### [Task requirements]
Extract every line of the listing below and reproduce each one verbatim, character for character.

Listings of box coordinates:
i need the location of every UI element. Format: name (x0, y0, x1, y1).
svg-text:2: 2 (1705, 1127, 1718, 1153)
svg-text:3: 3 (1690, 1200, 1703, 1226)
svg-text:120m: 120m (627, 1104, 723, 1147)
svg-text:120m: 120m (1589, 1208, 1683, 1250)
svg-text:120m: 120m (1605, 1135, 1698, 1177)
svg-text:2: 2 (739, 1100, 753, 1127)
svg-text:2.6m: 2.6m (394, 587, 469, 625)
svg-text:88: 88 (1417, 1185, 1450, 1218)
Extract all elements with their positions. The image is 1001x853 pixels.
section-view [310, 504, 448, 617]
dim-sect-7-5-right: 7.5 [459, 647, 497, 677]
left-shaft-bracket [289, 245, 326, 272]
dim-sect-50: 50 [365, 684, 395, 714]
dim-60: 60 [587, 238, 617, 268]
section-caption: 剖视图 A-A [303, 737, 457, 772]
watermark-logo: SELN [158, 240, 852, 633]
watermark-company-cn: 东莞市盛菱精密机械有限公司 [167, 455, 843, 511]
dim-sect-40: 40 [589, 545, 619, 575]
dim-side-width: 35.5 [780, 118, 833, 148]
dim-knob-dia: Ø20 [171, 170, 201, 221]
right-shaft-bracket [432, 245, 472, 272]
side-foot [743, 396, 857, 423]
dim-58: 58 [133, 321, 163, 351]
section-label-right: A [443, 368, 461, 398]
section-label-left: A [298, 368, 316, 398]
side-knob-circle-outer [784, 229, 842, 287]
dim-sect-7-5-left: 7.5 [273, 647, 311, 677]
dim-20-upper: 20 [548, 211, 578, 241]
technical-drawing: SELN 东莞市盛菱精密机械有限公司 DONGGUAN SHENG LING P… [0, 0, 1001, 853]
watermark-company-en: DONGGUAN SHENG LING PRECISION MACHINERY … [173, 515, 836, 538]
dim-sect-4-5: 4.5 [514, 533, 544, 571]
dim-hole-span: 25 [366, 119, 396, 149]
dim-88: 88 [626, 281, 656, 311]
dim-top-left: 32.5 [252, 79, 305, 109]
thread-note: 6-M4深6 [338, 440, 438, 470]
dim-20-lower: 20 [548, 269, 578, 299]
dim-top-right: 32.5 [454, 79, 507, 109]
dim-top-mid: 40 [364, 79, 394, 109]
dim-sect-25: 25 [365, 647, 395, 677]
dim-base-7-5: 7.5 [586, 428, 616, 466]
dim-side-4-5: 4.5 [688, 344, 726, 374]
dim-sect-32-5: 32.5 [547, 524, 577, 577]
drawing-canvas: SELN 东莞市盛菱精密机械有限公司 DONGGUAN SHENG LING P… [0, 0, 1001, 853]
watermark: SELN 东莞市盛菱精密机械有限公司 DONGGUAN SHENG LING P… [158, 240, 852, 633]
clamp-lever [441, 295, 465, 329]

### [Result of this task]
i need the location of every UI element. Format: name (x0, y0, x1, y1).
svg-text:2: 2 (1705, 1127, 1718, 1153)
svg-text:3: 3 (1690, 1200, 1703, 1226)
svg-text:120m: 120m (627, 1104, 723, 1147)
svg-text:120m: 120m (1589, 1208, 1683, 1250)
svg-text:120m: 120m (1605, 1135, 1698, 1177)
svg-text:2: 2 (739, 1100, 753, 1127)
svg-text:2.6m: 2.6m (394, 587, 469, 625)
svg-text:88: 88 (1417, 1185, 1450, 1218)
Extract all elements with their positions. The image is 1001x853 pixels.
section-view [310, 504, 448, 617]
dim-sect-7-5-right: 7.5 [459, 647, 497, 677]
left-shaft-bracket [289, 245, 326, 272]
dim-sect-50: 50 [365, 684, 395, 714]
dim-60: 60 [587, 238, 617, 268]
section-caption: 剖视图 A-A [303, 737, 457, 772]
watermark-logo: SELN [158, 240, 852, 633]
watermark-company-cn: 东莞市盛菱精密机械有限公司 [167, 455, 843, 511]
dim-sect-40: 40 [589, 545, 619, 575]
dim-side-width: 35.5 [780, 118, 833, 148]
dim-knob-dia: Ø20 [171, 170, 201, 221]
right-shaft-bracket [432, 245, 472, 272]
side-foot [743, 396, 857, 423]
dim-58: 58 [133, 321, 163, 351]
section-label-right: A [443, 368, 461, 398]
section-label-left: A [298, 368, 316, 398]
side-knob-circle-outer [784, 229, 842, 287]
dim-sect-7-5-left: 7.5 [273, 647, 311, 677]
dim-20-upper: 20 [548, 211, 578, 241]
technical-drawing: SELN 东莞市盛菱精密机械有限公司 DONGGUAN SHENG LING P… [0, 0, 1001, 853]
watermark-company-en: DONGGUAN SHENG LING PRECISION MACHINERY … [173, 515, 836, 538]
dim-sect-4-5: 4.5 [514, 533, 544, 571]
dim-hole-span: 25 [366, 119, 396, 149]
dim-88: 88 [626, 281, 656, 311]
dim-top-left: 32.5 [252, 79, 305, 109]
thread-note: 6-M4深6 [338, 440, 438, 470]
dim-20-lower: 20 [548, 269, 578, 299]
dim-top-right: 32.5 [454, 79, 507, 109]
dim-top-mid: 40 [364, 79, 394, 109]
dim-sect-25: 25 [365, 647, 395, 677]
dim-base-7-5: 7.5 [586, 428, 616, 466]
dim-side-4-5: 4.5 [688, 344, 726, 374]
dim-sect-32-5: 32.5 [547, 524, 577, 577]
drawing-canvas: SELN 东莞市盛菱精密机械有限公司 DONGGUAN SHENG LING P… [0, 0, 1001, 853]
watermark: SELN 东莞市盛菱精密机械有限公司 DONGGUAN SHENG LING P… [158, 240, 852, 633]
clamp-lever [441, 295, 465, 329]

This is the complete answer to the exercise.